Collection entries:
----------------------------------------
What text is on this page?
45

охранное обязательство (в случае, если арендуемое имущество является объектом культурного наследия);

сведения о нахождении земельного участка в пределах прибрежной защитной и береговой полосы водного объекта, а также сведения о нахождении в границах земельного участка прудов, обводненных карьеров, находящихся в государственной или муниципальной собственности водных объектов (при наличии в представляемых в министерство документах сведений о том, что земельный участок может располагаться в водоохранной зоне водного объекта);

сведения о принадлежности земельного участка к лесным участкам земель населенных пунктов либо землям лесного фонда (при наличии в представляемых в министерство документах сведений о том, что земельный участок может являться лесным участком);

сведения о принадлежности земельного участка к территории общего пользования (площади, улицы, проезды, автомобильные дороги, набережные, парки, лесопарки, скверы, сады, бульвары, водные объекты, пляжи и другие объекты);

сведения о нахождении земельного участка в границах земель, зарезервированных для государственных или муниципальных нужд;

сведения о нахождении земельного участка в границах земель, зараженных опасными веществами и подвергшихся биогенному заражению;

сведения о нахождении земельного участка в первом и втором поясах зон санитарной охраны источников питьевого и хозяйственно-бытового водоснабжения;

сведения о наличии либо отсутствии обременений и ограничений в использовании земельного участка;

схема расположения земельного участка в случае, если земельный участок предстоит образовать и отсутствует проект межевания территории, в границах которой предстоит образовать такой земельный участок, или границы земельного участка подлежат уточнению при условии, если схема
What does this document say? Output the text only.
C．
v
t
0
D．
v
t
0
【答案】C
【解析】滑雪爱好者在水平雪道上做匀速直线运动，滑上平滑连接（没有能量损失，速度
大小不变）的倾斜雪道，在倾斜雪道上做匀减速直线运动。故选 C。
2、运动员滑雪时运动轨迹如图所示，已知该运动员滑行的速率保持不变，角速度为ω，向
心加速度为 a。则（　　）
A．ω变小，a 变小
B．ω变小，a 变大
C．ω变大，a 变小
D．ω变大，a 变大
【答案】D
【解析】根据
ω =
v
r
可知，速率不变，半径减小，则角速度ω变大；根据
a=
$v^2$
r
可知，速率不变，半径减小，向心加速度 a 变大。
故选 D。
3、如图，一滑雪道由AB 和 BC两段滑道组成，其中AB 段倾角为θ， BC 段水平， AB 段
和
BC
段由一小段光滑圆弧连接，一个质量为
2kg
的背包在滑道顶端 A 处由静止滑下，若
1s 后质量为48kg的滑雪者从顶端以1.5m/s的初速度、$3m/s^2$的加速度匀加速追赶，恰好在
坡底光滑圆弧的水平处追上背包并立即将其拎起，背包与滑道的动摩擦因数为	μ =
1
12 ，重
----------------------------------------
Exactly reproduce every line of the data above.

Reply:
What text is on this page?
45

охранное обязательство (в случае, если арендуемое имущество является объектом культурного наследия);

сведения о нахождении земельного участка в пределах прибрежной защитной и береговой полосы водного объекта, а также сведения о нахождении в границах земельного участка прудов, обводненных карьеров, находящихся в государственной или муниципальной собственности водных объектов (при наличии в представляемых в министерство документах сведений о том, что земельный участок может располагаться в водоохранной зоне водного объекта);

сведения о принадлежности земельного участка к лесным участкам земель населенных пунктов либо землям лесного фонда (при наличии в представляемых в министерство документах сведений о том, что земельный участок может являться лесным участком);

сведения о принадлежности земельного участка к территории общего пользования (площади, улицы, проезды, автомобильные дороги, набережные, парки, лесопарки, скверы, сады, бульвары, водные объекты, пляжи и другие объекты);

сведения о нахождении земельного участка в границах земель, зарезервированных для государственных или муниципальных нужд;

сведения о нахождении земельного участка в границах земель, зараженных опасными веществами и подвергшихся биогенному заражению;

сведения о нахождении земельного участка в первом и втором поясах зон санитарной охраны источников питьевого и хозяйственно-бытового водоснабжения;

сведения о наличии либо отсутствии обременений и ограничений в использовании земельного участка;

схема расположения земельного участка в случае, если земельный участок предстоит образовать и отсутствует проект межевания территории, в границах которой предстоит образовать такой земельный участок, или границы земельного участка подлежат уточнению при условии, если схема
What does this document say? Output the text only.
C．
v
t
0
D．
v
t
0
【答案】C
【解析】滑雪爱好者在水平雪道上做匀速直线运动，滑上平滑连接（没有能量损失，速度
大小不变）的倾斜雪道，在倾斜雪道上做匀减速直线运动。故选 C。
2、运动员滑雪时运动轨迹如图所示，已知该运动员滑行的速率保持不变，角速度为ω，向
心加速度为 a。则（　　）
A．ω变小，a 变小
B．ω变小，a 变大
C．ω变大，a 变小
D．ω变大，a 变大
【答案】D
【解析】根据
ω =
v
r
可知，速率不变，半径减小，则角速度ω变大；根据
a=
$v^2$
r
可知，速率不变，半径减小，向心加速度 a 变大。
故选 D。
3、如图，一滑雪道由AB 和 BC两段滑道组成，其中AB 段倾角为θ， BC 段水平， AB 段
和
BC
段由一小段光滑圆弧连接，一个质量为
2kg
的背包在滑道顶端 A 处由静止滑下，若
1s 后质量为48kg的滑雪者从顶端以1.5m/s的初速度、$3m/s^2$的加速度匀加速追赶，恰好在
坡底光滑圆弧的水平处追上背包并立即将其拎起，背包与滑道的动摩擦因数为	μ =
1
12 ，重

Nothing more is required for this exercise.